- Objective: Images excluded, repeat each entry below exactly.

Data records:
** BEGIN **

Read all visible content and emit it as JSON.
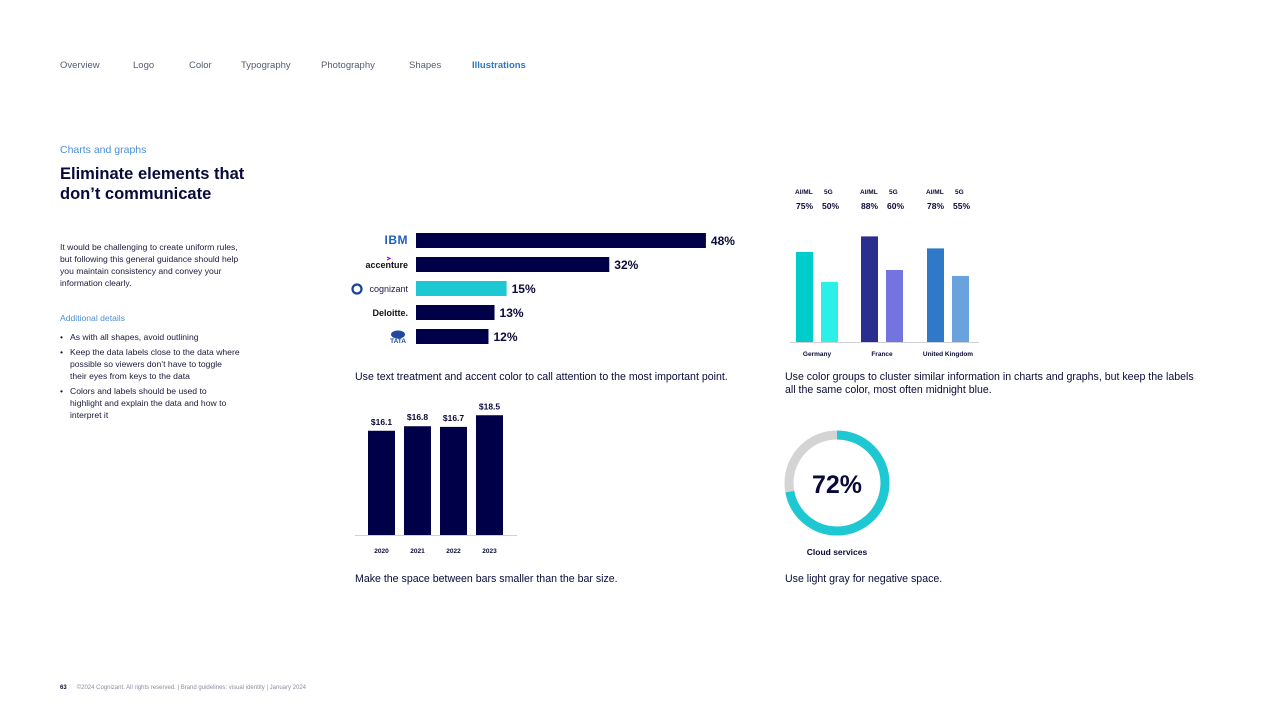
{
  "nav": {
    "items": [
      "Overview",
      "Logo",
      "Color",
      "Typography",
      "Photography",
      "Shapes",
      "Illustrations"
    ],
    "active_index": 6
  },
  "left": {
    "eyebrow": "Charts and graphs",
    "heading": "Eliminate elements that don’t communicate",
    "body": "It would be challenging to create uniform rules, but following this general guidance should help you maintain consistency and convey your information clearly.",
    "details_label": "Additional details",
    "bullets": [
      "As with all shapes, avoid outlining",
      "Keep the data labels close to the data where possible so viewers don’t have to toggle their eyes from keys to the data",
      "Colors and labels should be used to highlight and explain the data and how to interpret it"
    ]
  },
  "captions": {
    "hbar": "Use text treatment and accent color to call attention to the most important point.",
    "grouped": "Use color groups to cluster similar information in charts and graphs, but keep the labels all the same color, most often midnight blue.",
    "vbar": "Make the space between bars smaller than the bar size.",
    "donut": "Use light gray for negative space."
  },
  "colors": {
    "midnight": "#000048",
    "accent": "#1ec8d2",
    "nav_active": "#2f78c4",
    "light_gray": "#d4d4d4"
  },
  "chart_data": [
    {
      "type": "bar",
      "orientation": "horizontal",
      "categories": [
        "IBM",
        "accenture",
        "cognizant",
        "Deloitte.",
        "TATA"
      ],
      "values": [
        48,
        32,
        15,
        13,
        12
      ],
      "value_labels": [
        "48%",
        "32%",
        "15%",
        "13%",
        "12%"
      ],
      "highlight": "cognizant",
      "xlim": [
        0,
        50
      ]
    },
    {
      "type": "bar",
      "categories": [
        "Germany",
        "France",
        "United Kingdom"
      ],
      "series": [
        {
          "name": "AI/ML",
          "values": [
            75,
            88,
            78
          ]
        },
        {
          "name": "5G",
          "values": [
            50,
            60,
            55
          ]
        }
      ],
      "value_labels": [
        [
          "75%",
          "50%"
        ],
        [
          "88%",
          "60%"
        ],
        [
          "78%",
          "55%"
        ]
      ],
      "group_colors": [
        [
          "#00cccc",
          "#2af0e8"
        ],
        [
          "#2a2f8f",
          "#7474e0"
        ],
        [
          "#2f79c8",
          "#6aa2de"
        ]
      ],
      "ylim": [
        0,
        100
      ]
    },
    {
      "type": "bar",
      "categories": [
        "2020",
        "2021",
        "2022",
        "2023"
      ],
      "values": [
        16.1,
        16.8,
        16.7,
        18.5
      ],
      "value_labels": [
        "$16.1",
        "$16.8",
        "$16.7",
        "$18.5"
      ],
      "ylim": [
        0,
        19
      ]
    },
    {
      "type": "pie",
      "style": "donut",
      "value": 72,
      "center_label": "72%",
      "label": "Cloud services"
    }
  ],
  "footer": {
    "page": "63",
    "text": "©2024 Cognizant. All rights reserved.  |  Brand guidelines: visual identity  |  January 2024"
  }
}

** END **

- Output of the exercise:
Read all visible content and emit it as JSON.
{
  "nav": {
    "items": [
      "Overview",
      "Logo",
      "Color",
      "Typography",
      "Photography",
      "Shapes",
      "Illustrations"
    ],
    "active_index": 6
  },
  "left": {
    "eyebrow": "Charts and graphs",
    "heading": "Eliminate elements that don’t communicate",
    "body": "It would be challenging to create uniform rules, but following this general guidance should help you maintain consistency and convey your information clearly.",
    "details_label": "Additional details",
    "bullets": [
      "As with all shapes, avoid outlining",
      "Keep the data labels close to the data where possible so viewers don’t have to toggle their eyes from keys to the data",
      "Colors and labels should be used to highlight and explain the data and how to interpret it"
    ]
  },
  "captions": {
    "hbar": "Use text treatment and accent color to call attention to the most important point.",
    "grouped": "Use color groups to cluster similar information in charts and graphs, but keep the labels all the same color, most often midnight blue.",
    "vbar": "Make the space between bars smaller than the bar size.",
    "donut": "Use light gray for negative space."
  },
  "colors": {
    "midnight": "#000048",
    "accent": "#1ec8d2",
    "nav_active": "#2f78c4",
    "light_gray": "#d4d4d4"
  },
  "chart_data": [
    {
      "type": "bar",
      "orientation": "horizontal",
      "categories": [
        "IBM",
        "accenture",
        "cognizant",
        "Deloitte.",
        "TATA"
      ],
      "values": [
        48,
        32,
        15,
        13,
        12
      ],
      "value_labels": [
        "48%",
        "32%",
        "15%",
        "13%",
        "12%"
      ],
      "highlight": "cognizant",
      "xlim": [
        0,
        50
      ]
    },
    {
      "type": "bar",
      "categories": [
        "Germany",
        "France",
        "United Kingdom"
      ],
      "series": [
        {
          "name": "AI/ML",
          "values": [
            75,
            88,
            78
          ]
        },
        {
          "name": "5G",
          "values": [
            50,
            60,
            55
          ]
        }
      ],
      "value_labels": [
        [
          "75%",
          "50%"
        ],
        [
          "88%",
          "60%"
        ],
        [
          "78%",
          "55%"
        ]
      ],
      "group_colors": [
        [
          "#00cccc",
          "#2af0e8"
        ],
        [
          "#2a2f8f",
          "#7474e0"
        ],
        [
          "#2f79c8",
          "#6aa2de"
        ]
      ],
      "ylim": [
        0,
        100
      ]
    },
    {
      "type": "bar",
      "categories": [
        "2020",
        "2021",
        "2022",
        "2023"
      ],
      "values": [
        16.1,
        16.8,
        16.7,
        18.5
      ],
      "value_labels": [
        "$16.1",
        "$16.8",
        "$16.7",
        "$18.5"
      ],
      "ylim": [
        0,
        19
      ]
    },
    {
      "type": "pie",
      "style": "donut",
      "value": 72,
      "center_label": "72%",
      "label": "Cloud services"
    }
  ],
  "footer": {
    "page": "63",
    "text": "©2024 Cognizant. All rights reserved.  |  Brand guidelines: visual identity  |  January 2024"
  }
}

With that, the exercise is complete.